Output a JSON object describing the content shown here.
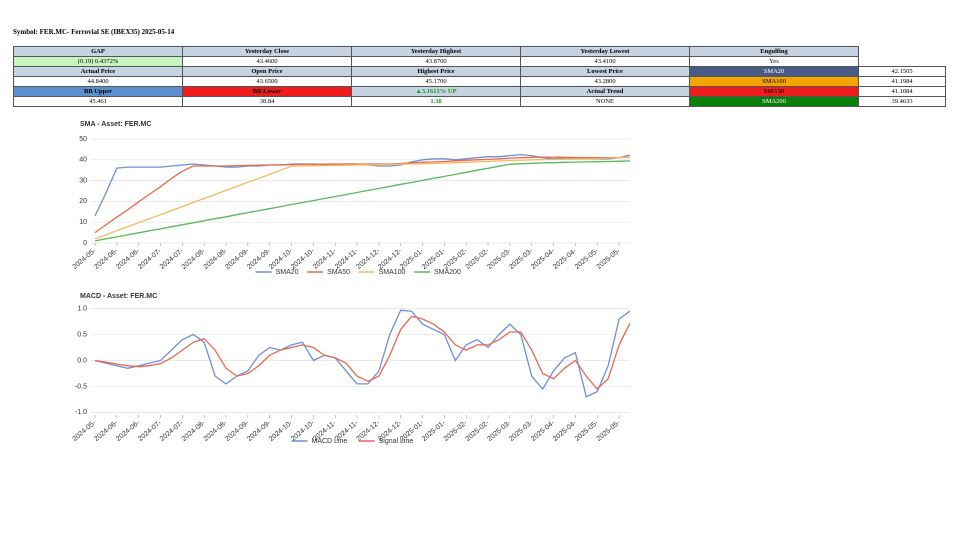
{
  "header": {
    "title": "Symbol: FER.MC- Ferrovial SE (IBEX35) 2025-05-14"
  },
  "table": {
    "rows": [
      [
        "GAP",
        "Yesterday Close",
        "Yesterday Highest",
        "Yesterday Lowest",
        "Engulfing"
      ],
      [
        "(0.19) 0.4372%",
        "43.4600",
        "43.8700",
        "43.4100",
        "Yes"
      ],
      [
        "Actual Price",
        "Open Price",
        "Highest Price",
        "Lowest Price",
        "SMA20",
        "42.1505"
      ],
      [
        "44.8400",
        "43.6500",
        "45.1700",
        "43.2800",
        "SMA100",
        "41.1984"
      ],
      [
        "BB Upper",
        "BB Lower",
        "▲3.1615% UP",
        "Actual Trend",
        "SMA50",
        "41.1084"
      ],
      [
        "45.461",
        "38.84",
        "1.38",
        "NONE",
        "SMA200",
        "39.4633"
      ]
    ]
  },
  "chart_data": [
    {
      "type": "line",
      "title": "SMA - Asset: FER.MC",
      "legend": "bottom",
      "grid": true,
      "categories": [
        "2024-05-",
        null,
        "2024-06-",
        null,
        "2024-06-",
        null,
        "2024-07-",
        null,
        "2024-07-",
        null,
        "2024-08-",
        null,
        "2024-08-",
        null,
        "2024-09-",
        null,
        "2024-09-",
        null,
        "2024-10-",
        null,
        "2024-10-",
        null,
        "2024-11-",
        null,
        "2024-11-",
        null,
        "2024-12-",
        null,
        "2024-12-",
        null,
        "2025-01-",
        null,
        "2025-01-",
        null,
        "2025-02-",
        null,
        "2025-02-",
        null,
        "2025-03-",
        null,
        "2025-03-",
        null,
        "2025-04-",
        null,
        "2025-04-",
        null,
        "2025-05-",
        null,
        "2025-05-",
        null
      ],
      "ylim": [
        0,
        50
      ],
      "yticks": [
        0,
        10,
        20,
        30,
        40,
        50
      ],
      "series": [
        {
          "name": "SMA20",
          "color": "#6f8fd8",
          "values": [
            13,
            24,
            36,
            36.5,
            36.5,
            36.5,
            36.5,
            37,
            37.5,
            38,
            37.5,
            37,
            36.5,
            36.5,
            37,
            37,
            37.5,
            37.5,
            38,
            38,
            38,
            37.5,
            37.5,
            38,
            38,
            37.5,
            37,
            37,
            37.5,
            39,
            40,
            40.5,
            40.5,
            40,
            40.5,
            41,
            41.5,
            41.5,
            42,
            42.5,
            42,
            41,
            40.5,
            41,
            41,
            40.5,
            40.5,
            40.5,
            41,
            42.3
          ]
        },
        {
          "name": "SMA50",
          "color": "#e8694f",
          "values": [
            5,
            8.7,
            12.4,
            16,
            19.8,
            23.5,
            27,
            31,
            34.5,
            37,
            37,
            37,
            37,
            37.2,
            37.3,
            37.4,
            37.5,
            37.6,
            37.7,
            37.8,
            37.8,
            37.9,
            38,
            38,
            38,
            38,
            38,
            38,
            38.2,
            38.5,
            38.8,
            39,
            39.2,
            39.5,
            39.8,
            40,
            40.2,
            40.5,
            40.8,
            41,
            41.2,
            41.3,
            41.3,
            41.2,
            41.1,
            41,
            41,
            41,
            41.1,
            41.2
          ]
        },
        {
          "name": "SMA100",
          "color": "#f6b95a",
          "values": [
            2,
            3.9,
            5.9,
            7.8,
            9.8,
            11.7,
            13.6,
            15.6,
            17.5,
            19.5,
            21.4,
            23.3,
            25.3,
            27.2,
            29.2,
            31.1,
            33,
            35,
            36.9,
            37,
            37.1,
            37.2,
            37.3,
            37.4,
            37.5,
            37.6,
            37.7,
            37.8,
            37.9,
            38,
            38.1,
            38.2,
            38.4,
            38.6,
            38.8,
            39,
            39.2,
            39.4,
            39.6,
            39.8,
            40,
            40.1,
            40.2,
            40.3,
            40.4,
            40.5,
            40.6,
            40.8,
            41,
            41.2
          ]
        },
        {
          "name": "SMA200",
          "color": "#5cb85c",
          "values": [
            1,
            2,
            2.9,
            3.9,
            4.9,
            5.9,
            6.8,
            7.8,
            8.8,
            9.7,
            10.7,
            11.7,
            12.6,
            13.6,
            14.6,
            15.6,
            16.5,
            17.5,
            18.5,
            19.4,
            20.4,
            21.4,
            22.3,
            23.3,
            24.3,
            25.3,
            26.2,
            27.2,
            28.2,
            29.1,
            30.1,
            31.1,
            32,
            33,
            34,
            35,
            35.9,
            36.9,
            37.9,
            38.1,
            38.3,
            38.5,
            38.6,
            38.8,
            38.9,
            39,
            39.1,
            39.2,
            39.3,
            39.46
          ]
        }
      ]
    },
    {
      "type": "line",
      "title": "MACD - Asset: FER.MC",
      "legend": "bottom",
      "grid": true,
      "categories": [
        "2024-05-",
        null,
        "2024-06-",
        null,
        "2024-06-",
        null,
        "2024-07-",
        null,
        "2024-07-",
        null,
        "2024-08-",
        null,
        "2024-08-",
        null,
        "2024-09-",
        null,
        "2024-09-",
        null,
        "2024-10-",
        null,
        "2024-10-",
        null,
        "2024-11-",
        null,
        "2024-11-",
        null,
        "2024-12-",
        null,
        "2024-12-",
        null,
        "2025-01-",
        null,
        "2025-01-",
        null,
        "2025-02-",
        null,
        "2025-02-",
        null,
        "2025-03-",
        null,
        "2025-03-",
        null,
        "2025-04-",
        null,
        "2025-04-",
        null,
        "2025-05-",
        null,
        "2025-05-",
        null
      ],
      "ylim": [
        -1.05,
        1.05
      ],
      "yticks": [
        {
          "value": -1,
          "label": "-1.0"
        },
        {
          "value": -0.5,
          "label": "-0.5"
        },
        {
          "value": 0,
          "label": "0.0"
        },
        {
          "value": 0.5,
          "label": "0.5"
        },
        {
          "value": 1,
          "label": "1.0"
        }
      ],
      "series": [
        {
          "name": "MACD Line",
          "color": "#6f8fd8",
          "values": [
            0,
            -0.05,
            -0.1,
            -0.15,
            -0.1,
            -0.05,
            0,
            0.2,
            0.4,
            0.5,
            0.35,
            -0.3,
            -0.45,
            -0.3,
            -0.2,
            0.1,
            0.25,
            0.2,
            0.3,
            0.35,
            0,
            0.1,
            0.05,
            -0.2,
            -0.45,
            -0.45,
            -0.2,
            0.5,
            0.97,
            0.95,
            0.7,
            0.6,
            0.5,
            0,
            0.3,
            0.4,
            0.25,
            0.5,
            0.7,
            0.5,
            -0.3,
            -0.55,
            -0.2,
            0.05,
            0.15,
            -0.7,
            -0.6,
            -0.1,
            0.8,
            0.95
          ]
        },
        {
          "name": "Signal Line",
          "color": "#e8694f",
          "values": [
            0,
            -0.03,
            -0.07,
            -0.1,
            -0.12,
            -0.1,
            -0.06,
            0.05,
            0.2,
            0.35,
            0.42,
            0.2,
            -0.15,
            -0.3,
            -0.25,
            -0.1,
            0.1,
            0.2,
            0.25,
            0.3,
            0.25,
            0.1,
            0.05,
            -0.05,
            -0.3,
            -0.4,
            -0.3,
            0.1,
            0.6,
            0.85,
            0.8,
            0.7,
            0.55,
            0.3,
            0.2,
            0.3,
            0.3,
            0.4,
            0.55,
            0.55,
            0.2,
            -0.25,
            -0.35,
            -0.15,
            0,
            -0.3,
            -0.55,
            -0.35,
            0.3,
            0.72
          ]
        }
      ]
    }
  ]
}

----

# Written problem
List every line from the entries above in which "name" appears.

# Output
          "name": "SMA20",
          "name": "SMA50",
          "name": "SMA100",
          "name": "SMA200",
          "name": "MACD Line",
          "name": "Signal Line",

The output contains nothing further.